◆ **OBJECTIVE**
Quote the whole listing word for word, please.

◆ **DATA LISTING**

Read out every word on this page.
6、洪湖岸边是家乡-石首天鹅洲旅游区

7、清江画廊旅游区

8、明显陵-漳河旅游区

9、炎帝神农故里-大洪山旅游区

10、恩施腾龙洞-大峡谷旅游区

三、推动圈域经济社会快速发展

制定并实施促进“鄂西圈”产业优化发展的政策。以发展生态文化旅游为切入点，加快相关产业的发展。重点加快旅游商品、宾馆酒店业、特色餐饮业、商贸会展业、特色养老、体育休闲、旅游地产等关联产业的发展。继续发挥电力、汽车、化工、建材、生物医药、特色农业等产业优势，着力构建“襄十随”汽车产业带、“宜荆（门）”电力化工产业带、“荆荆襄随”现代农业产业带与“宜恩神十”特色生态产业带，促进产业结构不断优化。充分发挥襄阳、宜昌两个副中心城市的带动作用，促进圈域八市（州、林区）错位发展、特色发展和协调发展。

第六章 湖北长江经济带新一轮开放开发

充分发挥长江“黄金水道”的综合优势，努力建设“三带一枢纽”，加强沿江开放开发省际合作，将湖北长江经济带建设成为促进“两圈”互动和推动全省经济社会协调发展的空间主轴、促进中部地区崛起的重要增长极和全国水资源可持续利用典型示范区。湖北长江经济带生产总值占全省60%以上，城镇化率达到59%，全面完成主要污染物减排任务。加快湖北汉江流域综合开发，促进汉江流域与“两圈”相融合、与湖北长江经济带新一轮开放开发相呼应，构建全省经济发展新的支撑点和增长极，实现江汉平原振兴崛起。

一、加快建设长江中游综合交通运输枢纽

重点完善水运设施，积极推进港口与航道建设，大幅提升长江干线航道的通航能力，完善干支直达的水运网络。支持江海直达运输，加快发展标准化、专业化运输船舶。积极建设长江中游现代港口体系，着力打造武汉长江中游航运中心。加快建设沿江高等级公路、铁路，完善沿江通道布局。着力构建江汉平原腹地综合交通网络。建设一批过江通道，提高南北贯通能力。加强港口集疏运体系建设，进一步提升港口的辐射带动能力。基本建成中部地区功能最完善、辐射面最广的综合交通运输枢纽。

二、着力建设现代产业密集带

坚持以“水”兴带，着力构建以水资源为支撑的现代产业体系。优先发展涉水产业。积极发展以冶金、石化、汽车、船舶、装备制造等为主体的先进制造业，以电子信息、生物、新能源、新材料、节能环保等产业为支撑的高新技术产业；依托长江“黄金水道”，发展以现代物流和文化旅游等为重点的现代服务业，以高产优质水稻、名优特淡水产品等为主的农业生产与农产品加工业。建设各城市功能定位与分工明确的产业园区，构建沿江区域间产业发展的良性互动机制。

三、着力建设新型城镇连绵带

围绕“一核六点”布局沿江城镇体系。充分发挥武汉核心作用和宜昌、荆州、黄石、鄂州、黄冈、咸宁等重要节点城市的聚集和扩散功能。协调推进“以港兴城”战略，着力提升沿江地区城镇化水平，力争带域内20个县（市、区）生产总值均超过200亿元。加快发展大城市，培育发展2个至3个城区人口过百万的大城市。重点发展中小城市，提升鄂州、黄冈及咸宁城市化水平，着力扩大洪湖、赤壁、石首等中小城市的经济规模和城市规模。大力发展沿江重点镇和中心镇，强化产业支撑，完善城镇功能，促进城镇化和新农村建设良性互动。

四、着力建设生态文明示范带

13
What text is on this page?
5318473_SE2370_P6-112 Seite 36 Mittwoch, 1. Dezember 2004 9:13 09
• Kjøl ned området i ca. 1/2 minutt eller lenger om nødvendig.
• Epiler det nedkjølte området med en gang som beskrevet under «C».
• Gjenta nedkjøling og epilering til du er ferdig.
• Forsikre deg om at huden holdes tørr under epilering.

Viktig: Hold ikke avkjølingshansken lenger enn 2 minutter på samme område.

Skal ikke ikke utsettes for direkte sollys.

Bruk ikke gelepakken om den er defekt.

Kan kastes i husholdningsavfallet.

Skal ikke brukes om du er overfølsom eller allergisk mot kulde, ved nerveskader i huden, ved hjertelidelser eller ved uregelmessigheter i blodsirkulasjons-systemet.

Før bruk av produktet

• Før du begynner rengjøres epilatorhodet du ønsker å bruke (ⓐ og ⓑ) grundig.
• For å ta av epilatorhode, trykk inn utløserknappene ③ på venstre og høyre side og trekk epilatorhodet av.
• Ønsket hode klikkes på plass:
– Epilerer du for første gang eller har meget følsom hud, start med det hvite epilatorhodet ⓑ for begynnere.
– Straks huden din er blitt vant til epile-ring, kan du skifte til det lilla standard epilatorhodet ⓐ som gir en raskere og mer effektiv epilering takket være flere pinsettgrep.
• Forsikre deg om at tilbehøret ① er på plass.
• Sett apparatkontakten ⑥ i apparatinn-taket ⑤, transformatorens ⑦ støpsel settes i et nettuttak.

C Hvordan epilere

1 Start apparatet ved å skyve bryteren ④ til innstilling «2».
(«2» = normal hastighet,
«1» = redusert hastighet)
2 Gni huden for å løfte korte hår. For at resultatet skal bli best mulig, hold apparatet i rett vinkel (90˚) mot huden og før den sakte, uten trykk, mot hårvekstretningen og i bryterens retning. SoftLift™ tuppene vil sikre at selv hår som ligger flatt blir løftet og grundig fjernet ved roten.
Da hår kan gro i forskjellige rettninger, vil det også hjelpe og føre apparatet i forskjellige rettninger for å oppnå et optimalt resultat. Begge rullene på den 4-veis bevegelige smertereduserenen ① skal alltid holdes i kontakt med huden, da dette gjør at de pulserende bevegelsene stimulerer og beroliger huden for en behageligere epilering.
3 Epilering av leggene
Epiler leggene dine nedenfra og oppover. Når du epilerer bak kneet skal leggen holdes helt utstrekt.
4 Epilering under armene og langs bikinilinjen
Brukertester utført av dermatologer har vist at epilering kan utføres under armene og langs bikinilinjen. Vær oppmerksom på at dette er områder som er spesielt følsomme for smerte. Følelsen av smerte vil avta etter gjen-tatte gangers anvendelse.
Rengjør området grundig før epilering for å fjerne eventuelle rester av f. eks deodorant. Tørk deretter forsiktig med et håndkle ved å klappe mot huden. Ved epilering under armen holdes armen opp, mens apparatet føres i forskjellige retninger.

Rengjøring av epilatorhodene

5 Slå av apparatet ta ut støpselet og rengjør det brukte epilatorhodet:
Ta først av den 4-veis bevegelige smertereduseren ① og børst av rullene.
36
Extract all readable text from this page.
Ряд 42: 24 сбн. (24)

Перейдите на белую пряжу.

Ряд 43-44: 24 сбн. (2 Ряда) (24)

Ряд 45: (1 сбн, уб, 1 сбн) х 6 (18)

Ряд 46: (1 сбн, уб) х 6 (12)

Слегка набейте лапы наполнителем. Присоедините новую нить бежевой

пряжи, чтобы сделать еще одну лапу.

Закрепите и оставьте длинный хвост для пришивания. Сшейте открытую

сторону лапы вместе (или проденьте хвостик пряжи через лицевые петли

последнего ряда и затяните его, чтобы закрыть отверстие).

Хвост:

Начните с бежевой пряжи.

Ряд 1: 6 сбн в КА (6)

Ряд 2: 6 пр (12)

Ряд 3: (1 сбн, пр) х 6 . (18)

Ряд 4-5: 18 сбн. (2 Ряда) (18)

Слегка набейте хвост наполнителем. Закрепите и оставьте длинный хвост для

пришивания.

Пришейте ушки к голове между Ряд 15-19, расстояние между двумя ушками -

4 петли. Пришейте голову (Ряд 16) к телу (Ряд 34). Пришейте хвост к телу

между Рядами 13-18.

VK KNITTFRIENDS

◆ **WRITTEN RESPONSE**
Read out every word on this page.
6、洪湖岸边是家乡-石首天鹅洲旅游区

7、清江画廊旅游区

8、明显陵-漳河旅游区

9、炎帝神农故里-大洪山旅游区

10、恩施腾龙洞-大峡谷旅游区

三、推动圈域经济社会快速发展

制定并实施促进“鄂西圈”产业优化发展的政策。以发展生态文化旅游为切入点，加快相关产业的发展。重点加快旅游商品、宾馆酒店业、特色餐饮业、商贸会展业、特色养老、体育休闲、旅游地产等关联产业的发展。继续发挥电力、汽车、化工、建材、生物医药、特色农业等产业优势，着力构建“襄十随”汽车产业带、“宜荆（门）”电力化工产业带、“荆荆襄随”现代农业产业带与“宜恩神十”特色生态产业带，促进产业结构不断优化。充分发挥襄阳、宜昌两个副中心城市的带动作用，促进圈域八市（州、林区）错位发展、特色发展和协调发展。

第六章 湖北长江经济带新一轮开放开发

充分发挥长江“黄金水道”的综合优势，努力建设“三带一枢纽”，加强沿江开放开发省际合作，将湖北长江经济带建设成为促进“两圈”互动和推动全省经济社会协调发展的空间主轴、促进中部地区崛起的重要增长极和全国水资源可持续利用典型示范区。湖北长江经济带生产总值占全省60%以上，城镇化率达到59%，全面完成主要污染物减排任务。加快湖北汉江流域综合开发，促进汉江流域与“两圈”相融合、与湖北长江经济带新一轮开放开发相呼应，构建全省经济发展新的支撑点和增长极，实现江汉平原振兴崛起。

一、加快建设长江中游综合交通运输枢纽

重点完善水运设施，积极推进港口与航道建设，大幅提升长江干线航道的通航能力，完善干支直达的水运网络。支持江海直达运输，加快发展标准化、专业化运输船舶。积极建设长江中游现代港口体系，着力打造武汉长江中游航运中心。加快建设沿江高等级公路、铁路，完善沿江通道布局。着力构建江汉平原腹地综合交通网络。建设一批过江通道，提高南北贯通能力。加强港口集疏运体系建设，进一步提升港口的辐射带动能力。基本建成中部地区功能最完善、辐射面最广的综合交通运输枢纽。

二、着力建设现代产业密集带

坚持以“水”兴带，着力构建以水资源为支撑的现代产业体系。优先发展涉水产业。积极发展以冶金、石化、汽车、船舶、装备制造等为主体的先进制造业，以电子信息、生物、新能源、新材料、节能环保等产业为支撑的高新技术产业；依托长江“黄金水道”，发展以现代物流和文化旅游等为重点的现代服务业，以高产优质水稻、名优特淡水产品等为主的农业生产与农产品加工业。建设各城市功能定位与分工明确的产业园区，构建沿江区域间产业发展的良性互动机制。

三、着力建设新型城镇连绵带

围绕“一核六点”布局沿江城镇体系。充分发挥武汉核心作用和宜昌、荆州、黄石、鄂州、黄冈、咸宁等重要节点城市的聚集和扩散功能。协调推进“以港兴城”战略，着力提升沿江地区城镇化水平，力争带域内20个县（市、区）生产总值均超过200亿元。加快发展大城市，培育发展2个至3个城区人口过百万的大城市。重点发展中小城市，提升鄂州、黄冈及咸宁城市化水平，着力扩大洪湖、赤壁、石首等中小城市的经济规模和城市规模。大力发展沿江重点镇和中心镇，强化产业支撑，完善城镇功能，促进城镇化和新农村建设良性互动。

四、着力建设生态文明示范带

13
What text is on this page?
5318473_SE2370_P6-112 Seite 36 Mittwoch, 1. Dezember 2004 9:13 09
• Kjøl ned området i ca. 1/2 minutt eller lenger om nødvendig.
• Epiler det nedkjølte området med en gang som beskrevet under «C».
• Gjenta nedkjøling og epilering til du er ferdig.
• Forsikre deg om at huden holdes tørr under epilering.

Viktig: Hold ikke avkjølingshansken lenger enn 2 minutter på samme område.

Skal ikke ikke utsettes for direkte sollys.

Bruk ikke gelepakken om den er defekt.

Kan kastes i husholdningsavfallet.

Skal ikke brukes om du er overfølsom eller allergisk mot kulde, ved nerveskader i huden, ved hjertelidelser eller ved uregelmessigheter i blodsirkulasjons-systemet.

Før bruk av produktet

• Før du begynner rengjøres epilatorhodet du ønsker å bruke (ⓐ og ⓑ) grundig.
• For å ta av epilatorhode, trykk inn utløserknappene ③ på venstre og høyre side og trekk epilatorhodet av.
• Ønsket hode klikkes på plass:
– Epilerer du for første gang eller har meget følsom hud, start med det hvite epilatorhodet ⓑ for begynnere.
– Straks huden din er blitt vant til epile-ring, kan du skifte til det lilla standard epilatorhodet ⓐ som gir en raskere og mer effektiv epilering takket være flere pinsettgrep.
• Forsikre deg om at tilbehøret ① er på plass.
• Sett apparatkontakten ⑥ i apparatinn-taket ⑤, transformatorens ⑦ støpsel settes i et nettuttak.

C Hvordan epilere

1 Start apparatet ved å skyve bryteren ④ til innstilling «2».
(«2» = normal hastighet,
«1» = redusert hastighet)
2 Gni huden for å løfte korte hår. For at resultatet skal bli best mulig, hold apparatet i rett vinkel (90˚) mot huden og før den sakte, uten trykk, mot hårvekstretningen og i bryterens retning. SoftLift™ tuppene vil sikre at selv hår som ligger flatt blir løftet og grundig fjernet ved roten.
Da hår kan gro i forskjellige rettninger, vil det også hjelpe og føre apparatet i forskjellige rettninger for å oppnå et optimalt resultat. Begge rullene på den 4-veis bevegelige smertereduserenen ① skal alltid holdes i kontakt med huden, da dette gjør at de pulserende bevegelsene stimulerer og beroliger huden for en behageligere epilering.
3 Epilering av leggene
Epiler leggene dine nedenfra og oppover. Når du epilerer bak kneet skal leggen holdes helt utstrekt.
4 Epilering under armene og langs bikinilinjen
Brukertester utført av dermatologer har vist at epilering kan utføres under armene og langs bikinilinjen. Vær oppmerksom på at dette er områder som er spesielt følsomme for smerte. Følelsen av smerte vil avta etter gjen-tatte gangers anvendelse.
Rengjør området grundig før epilering for å fjerne eventuelle rester av f. eks deodorant. Tørk deretter forsiktig med et håndkle ved å klappe mot huden. Ved epilering under armen holdes armen opp, mens apparatet føres i forskjellige retninger.

Rengjøring av epilatorhodene

5 Slå av apparatet ta ut støpselet og rengjør det brukte epilatorhodet:
Ta først av den 4-veis bevegelige smertereduseren ① og børst av rullene.
36
Extract all readable text from this page.
Ряд 42: 24 сбн. (24)

Перейдите на белую пряжу.

Ряд 43-44: 24 сбн. (2 Ряда) (24)

Ряд 45: (1 сбн, уб, 1 сбн) х 6 (18)

Ряд 46: (1 сбн, уб) х 6 (12)

Слегка набейте лапы наполнителем. Присоедините новую нить бежевой

пряжи, чтобы сделать еще одну лапу.

Закрепите и оставьте длинный хвост для пришивания. Сшейте открытую

сторону лапы вместе (или проденьте хвостик пряжи через лицевые петли

последнего ряда и затяните его, чтобы закрыть отверстие).

Хвост:

Начните с бежевой пряжи.

Ряд 1: 6 сбн в КА (6)

Ряд 2: 6 пр (12)

Ряд 3: (1 сбн, пр) х 6 . (18)

Ряд 4-5: 18 сбн. (2 Ряда) (18)

Слегка набейте хвост наполнителем. Закрепите и оставьте длинный хвост для

пришивания.

Пришейте ушки к голове между Ряд 15-19, расстояние между двумя ушками -

4 петли. Пришейте голову (Ряд 16) к телу (Ряд 34). Пришейте хвост к телу

между Рядами 13-18.

VK KNITTFRIENDS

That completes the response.